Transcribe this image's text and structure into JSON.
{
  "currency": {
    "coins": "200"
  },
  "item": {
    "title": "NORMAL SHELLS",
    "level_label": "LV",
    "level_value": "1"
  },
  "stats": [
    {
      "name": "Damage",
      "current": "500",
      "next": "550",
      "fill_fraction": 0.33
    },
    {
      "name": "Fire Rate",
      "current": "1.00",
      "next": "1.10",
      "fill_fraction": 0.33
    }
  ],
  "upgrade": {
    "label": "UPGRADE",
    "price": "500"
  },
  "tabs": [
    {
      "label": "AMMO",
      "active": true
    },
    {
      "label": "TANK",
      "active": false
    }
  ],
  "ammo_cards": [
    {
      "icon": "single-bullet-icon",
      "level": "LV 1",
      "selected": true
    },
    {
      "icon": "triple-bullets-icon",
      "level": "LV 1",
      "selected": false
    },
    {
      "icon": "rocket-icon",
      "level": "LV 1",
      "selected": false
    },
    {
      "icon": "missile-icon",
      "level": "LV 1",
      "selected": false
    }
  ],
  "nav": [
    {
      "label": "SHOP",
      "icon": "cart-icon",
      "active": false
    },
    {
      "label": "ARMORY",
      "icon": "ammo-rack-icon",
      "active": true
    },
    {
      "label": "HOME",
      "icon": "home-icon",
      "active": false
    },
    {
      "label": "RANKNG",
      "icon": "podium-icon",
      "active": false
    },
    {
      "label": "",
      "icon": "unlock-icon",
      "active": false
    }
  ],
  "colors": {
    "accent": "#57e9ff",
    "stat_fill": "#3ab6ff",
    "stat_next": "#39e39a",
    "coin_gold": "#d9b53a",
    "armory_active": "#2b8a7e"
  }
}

☆ ☆ ☆

#### Aim of the exercise:
Copy every line exactly. Leave nothing out.

#### Task response:
Transcribe this image's text and structure into JSON.
{
  "currency": {
    "coins": "200"
  },
  "item": {
    "title": "NORMAL SHELLS",
    "level_label": "LV",
    "level_value": "1"
  },
  "stats": [
    {
      "name": "Damage",
      "current": "500",
      "next": "550",
      "fill_fraction": 0.33
    },
    {
      "name": "Fire Rate",
      "current": "1.00",
      "next": "1.10",
      "fill_fraction": 0.33
    }
  ],
  "upgrade": {
    "label": "UPGRADE",
    "price": "500"
  },
  "tabs": [
    {
      "label": "AMMO",
      "active": true
    },
    {
      "label": "TANK",
      "active": false
    }
  ],
  "ammo_cards": [
    {
      "icon": "single-bullet-icon",
      "level": "LV 1",
      "selected": true
    },
    {
      "icon": "triple-bullets-icon",
      "level": "LV 1",
      "selected": false
    },
    {
      "icon": "rocket-icon",
      "level": "LV 1",
      "selected": false
    },
    {
      "icon": "missile-icon",
      "level": "LV 1",
      "selected": false
    }
  ],
  "nav": [
    {
      "label": "SHOP",
      "icon": "cart-icon",
      "active": false
    },
    {
      "label": "ARMORY",
      "icon": "ammo-rack-icon",
      "active": true
    },
    {
      "label": "HOME",
      "icon": "home-icon",
      "active": false
    },
    {
      "label": "RANKNG",
      "icon": "podium-icon",
      "active": false
    },
    {
      "label": "",
      "icon": "unlock-icon",
      "active": false
    }
  ],
  "colors": {
    "accent": "#57e9ff",
    "stat_fill": "#3ab6ff",
    "stat_next": "#39e39a",
    "coin_gold": "#d9b53a",
    "armory_active": "#2b8a7e"
  }
}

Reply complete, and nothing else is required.